**What you have to do**.
Only a number is wanted: how many lines of the entries include the string "Islands"?

Extracts from a graphics dataset:
----------

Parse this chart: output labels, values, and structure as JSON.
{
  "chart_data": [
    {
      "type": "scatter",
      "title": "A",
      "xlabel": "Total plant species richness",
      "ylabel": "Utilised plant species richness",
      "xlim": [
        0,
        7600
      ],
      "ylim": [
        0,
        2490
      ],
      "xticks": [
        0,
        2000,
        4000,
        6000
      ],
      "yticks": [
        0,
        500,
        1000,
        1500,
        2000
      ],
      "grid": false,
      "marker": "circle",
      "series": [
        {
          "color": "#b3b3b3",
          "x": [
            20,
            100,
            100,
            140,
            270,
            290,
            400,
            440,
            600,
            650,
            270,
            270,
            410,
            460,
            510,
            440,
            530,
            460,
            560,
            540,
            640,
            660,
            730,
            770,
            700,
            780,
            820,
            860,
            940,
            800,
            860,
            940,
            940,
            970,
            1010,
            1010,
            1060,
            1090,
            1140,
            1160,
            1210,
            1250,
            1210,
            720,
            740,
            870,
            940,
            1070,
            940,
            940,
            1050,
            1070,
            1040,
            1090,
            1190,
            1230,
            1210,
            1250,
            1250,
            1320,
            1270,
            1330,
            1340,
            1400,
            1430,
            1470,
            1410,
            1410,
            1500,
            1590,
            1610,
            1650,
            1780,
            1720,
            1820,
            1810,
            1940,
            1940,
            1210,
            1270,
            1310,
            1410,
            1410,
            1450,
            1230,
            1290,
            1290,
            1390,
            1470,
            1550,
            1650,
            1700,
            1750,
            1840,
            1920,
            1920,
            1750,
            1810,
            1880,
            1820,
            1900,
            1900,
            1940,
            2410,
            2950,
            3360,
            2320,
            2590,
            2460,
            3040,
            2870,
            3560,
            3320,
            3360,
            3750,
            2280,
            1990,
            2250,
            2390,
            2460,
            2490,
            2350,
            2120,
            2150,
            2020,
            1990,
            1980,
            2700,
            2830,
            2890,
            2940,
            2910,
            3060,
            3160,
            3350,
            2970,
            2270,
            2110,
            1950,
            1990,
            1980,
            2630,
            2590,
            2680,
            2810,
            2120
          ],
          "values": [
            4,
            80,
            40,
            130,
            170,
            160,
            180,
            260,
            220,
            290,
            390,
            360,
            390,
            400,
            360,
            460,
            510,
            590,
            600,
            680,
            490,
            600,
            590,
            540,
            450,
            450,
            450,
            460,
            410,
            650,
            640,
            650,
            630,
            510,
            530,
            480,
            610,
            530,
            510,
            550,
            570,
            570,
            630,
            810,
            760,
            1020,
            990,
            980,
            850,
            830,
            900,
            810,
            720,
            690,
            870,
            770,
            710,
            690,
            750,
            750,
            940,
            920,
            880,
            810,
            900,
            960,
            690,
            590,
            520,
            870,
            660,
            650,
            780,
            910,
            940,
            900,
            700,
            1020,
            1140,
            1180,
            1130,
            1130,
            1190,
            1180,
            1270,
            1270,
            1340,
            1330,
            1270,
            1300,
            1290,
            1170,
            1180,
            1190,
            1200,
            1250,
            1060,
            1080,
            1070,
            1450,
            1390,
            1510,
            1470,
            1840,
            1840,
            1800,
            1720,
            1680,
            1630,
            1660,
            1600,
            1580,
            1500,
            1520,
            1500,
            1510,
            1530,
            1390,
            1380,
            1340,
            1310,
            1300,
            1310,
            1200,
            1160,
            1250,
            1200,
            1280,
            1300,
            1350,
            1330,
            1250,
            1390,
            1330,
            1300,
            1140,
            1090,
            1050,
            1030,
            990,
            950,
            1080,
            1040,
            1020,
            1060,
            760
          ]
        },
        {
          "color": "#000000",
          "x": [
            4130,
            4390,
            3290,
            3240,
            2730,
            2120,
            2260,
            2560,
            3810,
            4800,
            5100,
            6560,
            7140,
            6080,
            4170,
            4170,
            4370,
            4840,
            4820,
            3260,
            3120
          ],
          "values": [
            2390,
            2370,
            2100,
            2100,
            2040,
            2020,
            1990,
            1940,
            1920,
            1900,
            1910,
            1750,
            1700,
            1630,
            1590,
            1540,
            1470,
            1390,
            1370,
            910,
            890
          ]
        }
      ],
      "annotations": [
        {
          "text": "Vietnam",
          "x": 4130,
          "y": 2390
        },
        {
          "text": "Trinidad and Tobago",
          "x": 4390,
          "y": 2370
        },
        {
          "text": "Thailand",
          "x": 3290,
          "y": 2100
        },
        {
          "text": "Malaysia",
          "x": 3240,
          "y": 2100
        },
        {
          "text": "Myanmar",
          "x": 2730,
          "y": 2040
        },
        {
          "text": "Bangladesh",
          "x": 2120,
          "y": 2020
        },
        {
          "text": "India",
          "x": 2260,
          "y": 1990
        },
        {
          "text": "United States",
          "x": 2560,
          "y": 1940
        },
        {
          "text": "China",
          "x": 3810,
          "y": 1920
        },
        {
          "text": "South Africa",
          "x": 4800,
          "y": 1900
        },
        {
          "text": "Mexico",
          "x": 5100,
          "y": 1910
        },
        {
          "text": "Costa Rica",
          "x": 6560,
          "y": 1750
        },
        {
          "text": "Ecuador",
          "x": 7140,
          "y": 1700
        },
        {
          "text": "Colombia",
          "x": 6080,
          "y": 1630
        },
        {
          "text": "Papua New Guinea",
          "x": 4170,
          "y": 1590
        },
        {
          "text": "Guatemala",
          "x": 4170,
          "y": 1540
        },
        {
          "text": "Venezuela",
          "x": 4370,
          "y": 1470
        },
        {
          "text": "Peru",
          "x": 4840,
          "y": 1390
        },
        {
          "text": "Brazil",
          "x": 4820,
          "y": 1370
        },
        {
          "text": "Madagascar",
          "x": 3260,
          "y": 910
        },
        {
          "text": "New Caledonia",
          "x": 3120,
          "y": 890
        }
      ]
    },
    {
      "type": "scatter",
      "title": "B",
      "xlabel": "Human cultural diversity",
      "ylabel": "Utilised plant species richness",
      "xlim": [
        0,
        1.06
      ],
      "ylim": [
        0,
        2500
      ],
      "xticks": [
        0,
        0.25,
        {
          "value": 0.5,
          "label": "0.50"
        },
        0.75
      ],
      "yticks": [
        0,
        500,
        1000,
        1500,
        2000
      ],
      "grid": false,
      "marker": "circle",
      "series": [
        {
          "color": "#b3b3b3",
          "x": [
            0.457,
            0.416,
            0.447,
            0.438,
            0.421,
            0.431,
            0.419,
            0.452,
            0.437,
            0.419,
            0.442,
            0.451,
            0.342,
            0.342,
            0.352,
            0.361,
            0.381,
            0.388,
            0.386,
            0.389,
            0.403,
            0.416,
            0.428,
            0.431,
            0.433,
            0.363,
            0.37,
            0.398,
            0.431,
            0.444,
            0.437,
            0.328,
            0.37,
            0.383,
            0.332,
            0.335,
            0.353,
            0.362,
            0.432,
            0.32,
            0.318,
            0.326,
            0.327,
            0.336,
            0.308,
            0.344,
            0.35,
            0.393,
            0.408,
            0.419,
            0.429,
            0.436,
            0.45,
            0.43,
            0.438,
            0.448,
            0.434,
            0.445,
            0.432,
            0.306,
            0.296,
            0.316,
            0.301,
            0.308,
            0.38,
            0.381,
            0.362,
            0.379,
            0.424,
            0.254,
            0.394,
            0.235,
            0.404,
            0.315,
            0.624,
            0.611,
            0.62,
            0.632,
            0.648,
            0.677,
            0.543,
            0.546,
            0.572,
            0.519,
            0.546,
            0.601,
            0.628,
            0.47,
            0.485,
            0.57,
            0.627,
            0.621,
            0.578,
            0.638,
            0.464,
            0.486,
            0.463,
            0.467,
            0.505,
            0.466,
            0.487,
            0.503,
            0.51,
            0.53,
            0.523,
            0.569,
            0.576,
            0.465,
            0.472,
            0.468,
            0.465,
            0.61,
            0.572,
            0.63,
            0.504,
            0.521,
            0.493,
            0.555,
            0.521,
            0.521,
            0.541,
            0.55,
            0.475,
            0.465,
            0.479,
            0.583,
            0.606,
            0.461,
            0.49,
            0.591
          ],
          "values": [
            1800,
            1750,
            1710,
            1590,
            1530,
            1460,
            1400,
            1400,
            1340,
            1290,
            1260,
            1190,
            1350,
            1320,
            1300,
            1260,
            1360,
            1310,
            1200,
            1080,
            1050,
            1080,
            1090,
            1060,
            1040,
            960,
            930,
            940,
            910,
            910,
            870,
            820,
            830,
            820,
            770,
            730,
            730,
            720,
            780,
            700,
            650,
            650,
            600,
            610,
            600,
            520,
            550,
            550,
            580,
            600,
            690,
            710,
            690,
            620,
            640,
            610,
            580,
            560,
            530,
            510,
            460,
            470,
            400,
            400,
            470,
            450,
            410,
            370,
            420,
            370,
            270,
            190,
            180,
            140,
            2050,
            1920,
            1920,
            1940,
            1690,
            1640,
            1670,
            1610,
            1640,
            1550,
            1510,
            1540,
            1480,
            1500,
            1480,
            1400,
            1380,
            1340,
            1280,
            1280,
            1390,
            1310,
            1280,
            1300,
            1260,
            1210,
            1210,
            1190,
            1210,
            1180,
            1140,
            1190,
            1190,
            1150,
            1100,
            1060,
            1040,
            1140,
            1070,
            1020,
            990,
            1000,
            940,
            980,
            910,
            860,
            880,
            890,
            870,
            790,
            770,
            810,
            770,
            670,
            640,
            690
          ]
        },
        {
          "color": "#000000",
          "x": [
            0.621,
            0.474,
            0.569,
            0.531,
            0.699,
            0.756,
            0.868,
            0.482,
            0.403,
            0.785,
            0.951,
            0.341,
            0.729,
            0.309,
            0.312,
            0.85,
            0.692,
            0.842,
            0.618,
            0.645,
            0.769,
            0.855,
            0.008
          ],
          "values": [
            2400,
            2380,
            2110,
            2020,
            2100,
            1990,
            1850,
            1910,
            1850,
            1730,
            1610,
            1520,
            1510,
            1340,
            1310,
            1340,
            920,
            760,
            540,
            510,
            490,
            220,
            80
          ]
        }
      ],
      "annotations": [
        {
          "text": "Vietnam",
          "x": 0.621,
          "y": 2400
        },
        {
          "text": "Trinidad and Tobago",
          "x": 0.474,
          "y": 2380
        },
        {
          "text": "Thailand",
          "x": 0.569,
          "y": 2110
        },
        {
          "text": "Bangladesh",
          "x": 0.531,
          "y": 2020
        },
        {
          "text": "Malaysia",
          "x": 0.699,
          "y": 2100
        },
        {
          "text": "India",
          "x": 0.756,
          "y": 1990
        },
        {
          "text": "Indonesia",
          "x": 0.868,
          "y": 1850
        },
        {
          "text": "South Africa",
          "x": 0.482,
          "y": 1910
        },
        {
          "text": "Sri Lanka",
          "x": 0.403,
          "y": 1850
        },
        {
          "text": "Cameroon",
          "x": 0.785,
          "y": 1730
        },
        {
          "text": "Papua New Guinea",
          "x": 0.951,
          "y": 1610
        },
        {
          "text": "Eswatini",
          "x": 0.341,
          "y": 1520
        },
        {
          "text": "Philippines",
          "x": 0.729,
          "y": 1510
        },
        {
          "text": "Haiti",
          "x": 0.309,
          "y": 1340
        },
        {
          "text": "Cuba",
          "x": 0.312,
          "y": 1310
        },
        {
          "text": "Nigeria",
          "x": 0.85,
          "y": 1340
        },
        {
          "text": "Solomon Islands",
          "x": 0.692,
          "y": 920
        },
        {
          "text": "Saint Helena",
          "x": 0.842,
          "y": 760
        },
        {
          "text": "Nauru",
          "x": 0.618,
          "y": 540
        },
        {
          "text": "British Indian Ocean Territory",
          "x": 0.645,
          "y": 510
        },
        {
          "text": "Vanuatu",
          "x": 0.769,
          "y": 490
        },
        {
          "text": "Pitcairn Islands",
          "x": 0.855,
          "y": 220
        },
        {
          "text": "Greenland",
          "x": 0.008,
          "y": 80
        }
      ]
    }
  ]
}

----------

**Completed task**.
2